◆ Items
_____
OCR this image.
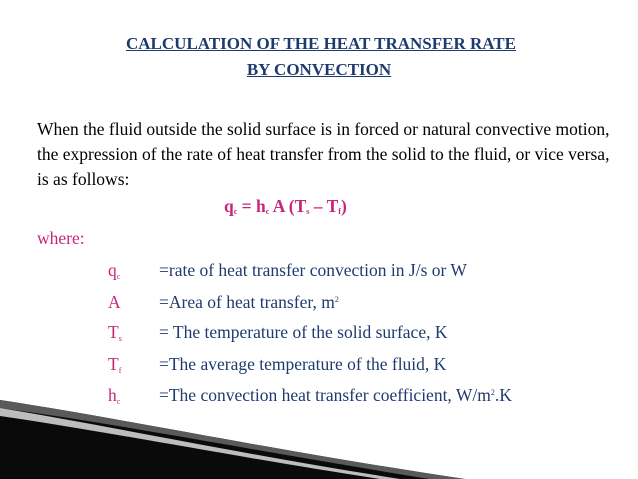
CALCULATION OF THE HEAT TRANSFER RATE
BY CONVECTION
When the fluid outside the solid surface is in forced or natural convective motion, the expression of the rate of heat transfer from the solid to the fluid, or vice versa, is as follows:
$q_c = h_c$ A $(T_s - T_f)$
where:
$q_c$ =rate of heat transfer convection in J/s or W
A =Area of heat transfer, $m^2$
$T_s$ = The temperature of the solid surface, K
$T_f =The$ average temperature of the fluid, K
$h_c =The$ convection heat transfer coefficient, $W/m^2.K$
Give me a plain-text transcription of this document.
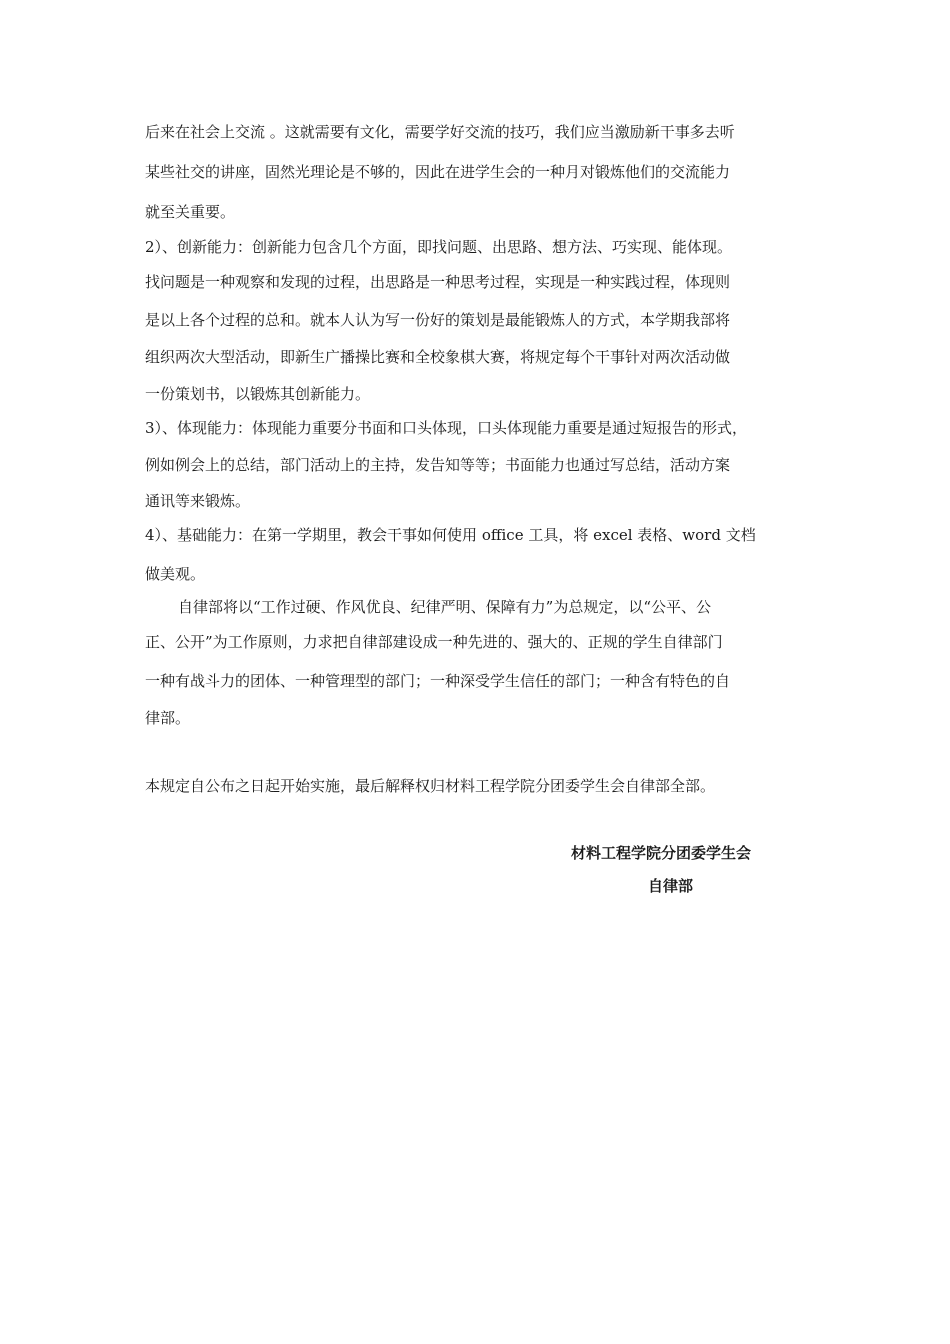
后来在社会上交流 。这就需要有文化，需要学好交流的技巧，我们应当激励新干事多去听
某些社交的讲座，固然光理论是不够的，因此在进学生会的一种月对锻炼他们的交流能力
就至关重要。
2）、创新能力：创新能力包含几个方面，即找问题、出思路、想方法、巧实现、能体现。
找问题是一种观察和发现的过程，出思路是一种思考过程，实现是一种实践过程，体现则
是以上各个过程的总和。就本人认为写一份好的策划是最能锻炼人的方式，本学期我部将
组织两次大型活动，即新生广播操比赛和全校象棋大赛，将规定每个干事针对两次活动做
一份策划书，以锻炼其创新能力。
3）、体现能力：体现能力重要分书面和口头体现，口头体现能力重要是通过短报告的形式，
例如例会上的总结，部门活动上的主持，发告知等等；书面能力也通过写总结，活动方案
通讯等来锻炼。
4）、基础能力：在第一学期里，教会干事如何使用 office 工具，将 excel 表格、word 文档
做美观。
自律部将以“工作过硬、作风优良、纪律严明、保障有力”为总规定，以“公平、公
正、公开”为工作原则，力求把自律部建设成一种先进的、强大的、正规的学生自律部门
一种有战斗力的团体、一种管理型的部门；一种深受学生信任的部门；一种含有特色的自
律部。
本规定自公布之日起开始实施，最后解释权归材料工程学院分团委学生会自律部全部。
材料工程学院分团委学生会
自律部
_____
◆ Set exercise
From the listing above, copy out each line where the word "surface" appears.

◆ Problem solution
When the fluid outside the solid surface is in forced or natural convective motion, the expression of the rate of heat transfer from the solid to the fluid, or vice versa, is as follows:
$T_s$ = The temperature of the solid surface, K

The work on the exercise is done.